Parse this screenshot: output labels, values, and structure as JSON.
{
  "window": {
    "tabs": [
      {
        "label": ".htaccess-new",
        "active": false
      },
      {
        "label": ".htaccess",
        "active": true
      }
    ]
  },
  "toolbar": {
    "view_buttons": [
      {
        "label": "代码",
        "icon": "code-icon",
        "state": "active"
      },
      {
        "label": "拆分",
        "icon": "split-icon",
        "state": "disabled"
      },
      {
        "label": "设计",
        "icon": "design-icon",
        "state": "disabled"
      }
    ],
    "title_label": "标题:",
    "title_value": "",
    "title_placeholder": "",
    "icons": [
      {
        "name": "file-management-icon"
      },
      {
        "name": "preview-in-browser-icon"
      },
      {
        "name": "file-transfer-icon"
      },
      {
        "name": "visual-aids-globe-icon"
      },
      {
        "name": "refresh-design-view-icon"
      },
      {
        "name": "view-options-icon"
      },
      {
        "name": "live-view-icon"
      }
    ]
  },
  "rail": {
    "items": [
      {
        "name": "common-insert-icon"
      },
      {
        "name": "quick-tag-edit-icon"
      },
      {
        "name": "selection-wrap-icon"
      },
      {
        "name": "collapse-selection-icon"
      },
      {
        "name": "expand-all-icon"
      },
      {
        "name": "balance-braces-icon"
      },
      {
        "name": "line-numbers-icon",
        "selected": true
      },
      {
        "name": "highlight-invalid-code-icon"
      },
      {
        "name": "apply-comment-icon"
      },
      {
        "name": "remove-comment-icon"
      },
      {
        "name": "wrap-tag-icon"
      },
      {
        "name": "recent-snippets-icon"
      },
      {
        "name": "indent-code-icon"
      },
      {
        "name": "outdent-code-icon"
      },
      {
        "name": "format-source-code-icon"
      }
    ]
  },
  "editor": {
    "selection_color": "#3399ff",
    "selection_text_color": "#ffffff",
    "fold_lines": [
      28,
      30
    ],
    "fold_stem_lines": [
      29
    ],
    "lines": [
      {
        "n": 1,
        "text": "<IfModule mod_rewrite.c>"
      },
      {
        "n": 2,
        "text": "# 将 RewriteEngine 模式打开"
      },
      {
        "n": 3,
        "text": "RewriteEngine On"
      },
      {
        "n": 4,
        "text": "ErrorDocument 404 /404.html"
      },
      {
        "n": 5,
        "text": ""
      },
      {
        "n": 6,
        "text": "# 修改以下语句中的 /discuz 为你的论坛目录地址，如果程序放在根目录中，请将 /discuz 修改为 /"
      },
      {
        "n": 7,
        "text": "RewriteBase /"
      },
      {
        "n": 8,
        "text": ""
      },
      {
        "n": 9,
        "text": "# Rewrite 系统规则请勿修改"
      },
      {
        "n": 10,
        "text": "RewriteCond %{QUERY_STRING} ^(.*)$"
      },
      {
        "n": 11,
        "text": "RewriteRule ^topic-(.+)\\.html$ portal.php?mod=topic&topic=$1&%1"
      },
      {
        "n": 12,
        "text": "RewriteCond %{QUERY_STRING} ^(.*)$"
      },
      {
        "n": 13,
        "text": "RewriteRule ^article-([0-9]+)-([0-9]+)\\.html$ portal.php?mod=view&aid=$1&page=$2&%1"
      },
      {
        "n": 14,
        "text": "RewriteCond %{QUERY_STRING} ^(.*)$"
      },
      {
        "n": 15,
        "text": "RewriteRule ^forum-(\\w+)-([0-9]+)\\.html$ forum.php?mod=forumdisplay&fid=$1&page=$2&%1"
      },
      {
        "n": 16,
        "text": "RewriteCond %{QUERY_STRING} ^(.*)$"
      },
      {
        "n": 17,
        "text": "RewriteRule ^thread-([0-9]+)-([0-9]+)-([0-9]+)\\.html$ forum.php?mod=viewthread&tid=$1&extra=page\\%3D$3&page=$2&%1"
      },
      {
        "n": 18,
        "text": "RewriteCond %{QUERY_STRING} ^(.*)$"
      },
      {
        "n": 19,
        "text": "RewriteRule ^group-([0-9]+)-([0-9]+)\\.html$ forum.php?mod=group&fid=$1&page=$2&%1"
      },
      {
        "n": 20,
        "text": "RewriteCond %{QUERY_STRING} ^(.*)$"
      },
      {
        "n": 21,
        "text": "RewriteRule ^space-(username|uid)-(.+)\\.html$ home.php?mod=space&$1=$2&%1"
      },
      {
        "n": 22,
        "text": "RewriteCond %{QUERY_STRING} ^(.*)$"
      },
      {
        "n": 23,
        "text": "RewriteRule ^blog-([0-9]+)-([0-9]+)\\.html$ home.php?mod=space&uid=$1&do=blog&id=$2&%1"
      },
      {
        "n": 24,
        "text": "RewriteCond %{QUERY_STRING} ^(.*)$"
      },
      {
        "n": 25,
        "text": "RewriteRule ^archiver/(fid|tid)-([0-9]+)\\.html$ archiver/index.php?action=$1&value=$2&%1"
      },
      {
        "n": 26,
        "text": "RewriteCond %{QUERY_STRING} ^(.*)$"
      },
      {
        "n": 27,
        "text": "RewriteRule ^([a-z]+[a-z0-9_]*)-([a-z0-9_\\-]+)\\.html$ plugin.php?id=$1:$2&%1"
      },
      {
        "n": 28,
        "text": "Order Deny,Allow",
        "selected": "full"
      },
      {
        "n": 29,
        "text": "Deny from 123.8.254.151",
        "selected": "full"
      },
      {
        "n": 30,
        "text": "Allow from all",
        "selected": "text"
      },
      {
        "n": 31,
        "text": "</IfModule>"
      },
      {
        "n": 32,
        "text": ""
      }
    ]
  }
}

^^^^

#### Exercise requirements
Reproduce every record above exactly as it appears.

#### Worked solution
Parse this screenshot: output labels, values, and structure as JSON.
{
  "window": {
    "tabs": [
      {
        "label": ".htaccess-new",
        "active": false
      },
      {
        "label": ".htaccess",
        "active": true
      }
    ]
  },
  "toolbar": {
    "view_buttons": [
      {
        "label": "代码",
        "icon": "code-icon",
        "state": "active"
      },
      {
        "label": "拆分",
        "icon": "split-icon",
        "state": "disabled"
      },
      {
        "label": "设计",
        "icon": "design-icon",
        "state": "disabled"
      }
    ],
    "title_label": "标题:",
    "title_value": "",
    "title_placeholder": "",
    "icons": [
      {
        "name": "file-management-icon"
      },
      {
        "name": "preview-in-browser-icon"
      },
      {
        "name": "file-transfer-icon"
      },
      {
        "name": "visual-aids-globe-icon"
      },
      {
        "name": "refresh-design-view-icon"
      },
      {
        "name": "view-options-icon"
      },
      {
        "name": "live-view-icon"
      }
    ]
  },
  "rail": {
    "items": [
      {
        "name": "common-insert-icon"
      },
      {
        "name": "quick-tag-edit-icon"
      },
      {
        "name": "selection-wrap-icon"
      },
      {
        "name": "collapse-selection-icon"
      },
      {
        "name": "expand-all-icon"
      },
      {
        "name": "balance-braces-icon"
      },
      {
        "name": "line-numbers-icon",
        "selected": true
      },
      {
        "name": "highlight-invalid-code-icon"
      },
      {
        "name": "apply-comment-icon"
      },
      {
        "name": "remove-comment-icon"
      },
      {
        "name": "wrap-tag-icon"
      },
      {
        "name": "recent-snippets-icon"
      },
      {
        "name": "indent-code-icon"
      },
      {
        "name": "outdent-code-icon"
      },
      {
        "name": "format-source-code-icon"
      }
    ]
  },
  "editor": {
    "selection_color": "#3399ff",
    "selection_text_color": "#ffffff",
    "fold_lines": [
      28,
      30
    ],
    "fold_stem_lines": [
      29
    ],
    "lines": [
      {
        "n": 1,
        "text": "<IfModule mod_rewrite.c>"
      },
      {
        "n": 2,
        "text": "# 将 RewriteEngine 模式打开"
      },
      {
        "n": 3,
        "text": "RewriteEngine On"
      },
      {
        "n": 4,
        "text": "ErrorDocument 404 /404.html"
      },
      {
        "n": 5,
        "text": ""
      },
      {
        "n": 6,
        "text": "# 修改以下语句中的 /discuz 为你的论坛目录地址，如果程序放在根目录中，请将 /discuz 修改为 /"
      },
      {
        "n": 7,
        "text": "RewriteBase /"
      },
      {
        "n": 8,
        "text": ""
      },
      {
        "n": 9,
        "text": "# Rewrite 系统规则请勿修改"
      },
      {
        "n": 10,
        "text": "RewriteCond %{QUERY_STRING} ^(.*)$"
      },
      {
        "n": 11,
        "text": "RewriteRule ^topic-(.+)\\.html$ portal.php?mod=topic&topic=$1&%1"
      },
      {
        "n": 12,
        "text": "RewriteCond %{QUERY_STRING} ^(.*)$"
      },
      {
        "n": 13,
        "text": "RewriteRule ^article-([0-9]+)-([0-9]+)\\.html$ portal.php?mod=view&aid=$1&page=$2&%1"
      },
      {
        "n": 14,
        "text": "RewriteCond %{QUERY_STRING} ^(.*)$"
      },
      {
        "n": 15,
        "text": "RewriteRule ^forum-(\\w+)-([0-9]+)\\.html$ forum.php?mod=forumdisplay&fid=$1&page=$2&%1"
      },
      {
        "n": 16,
        "text": "RewriteCond %{QUERY_STRING} ^(.*)$"
      },
      {
        "n": 17,
        "text": "RewriteRule ^thread-([0-9]+)-([0-9]+)-([0-9]+)\\.html$ forum.php?mod=viewthread&tid=$1&extra=page\\%3D$3&page=$2&%1"
      },
      {
        "n": 18,
        "text": "RewriteCond %{QUERY_STRING} ^(.*)$"
      },
      {
        "n": 19,
        "text": "RewriteRule ^group-([0-9]+)-([0-9]+)\\.html$ forum.php?mod=group&fid=$1&page=$2&%1"
      },
      {
        "n": 20,
        "text": "RewriteCond %{QUERY_STRING} ^(.*)$"
      },
      {
        "n": 21,
        "text": "RewriteRule ^space-(username|uid)-(.+)\\.html$ home.php?mod=space&$1=$2&%1"
      },
      {
        "n": 22,
        "text": "RewriteCond %{QUERY_STRING} ^(.*)$"
      },
      {
        "n": 23,
        "text": "RewriteRule ^blog-([0-9]+)-([0-9]+)\\.html$ home.php?mod=space&uid=$1&do=blog&id=$2&%1"
      },
      {
        "n": 24,
        "text": "RewriteCond %{QUERY_STRING} ^(.*)$"
      },
      {
        "n": 25,
        "text": "RewriteRule ^archiver/(fid|tid)-([0-9]+)\\.html$ archiver/index.php?action=$1&value=$2&%1"
      },
      {
        "n": 26,
        "text": "RewriteCond %{QUERY_STRING} ^(.*)$"
      },
      {
        "n": 27,
        "text": "RewriteRule ^([a-z]+[a-z0-9_]*)-([a-z0-9_\\-]+)\\.html$ plugin.php?id=$1:$2&%1"
      },
      {
        "n": 28,
        "text": "Order Deny,Allow",
        "selected": "full"
      },
      {
        "n": 29,
        "text": "Deny from 123.8.254.151",
        "selected": "full"
      },
      {
        "n": 30,
        "text": "Allow from all",
        "selected": "text"
      },
      {
        "n": 31,
        "text": "</IfModule>"
      },
      {
        "n": 32,
        "text": ""
      }
    ]
  }
}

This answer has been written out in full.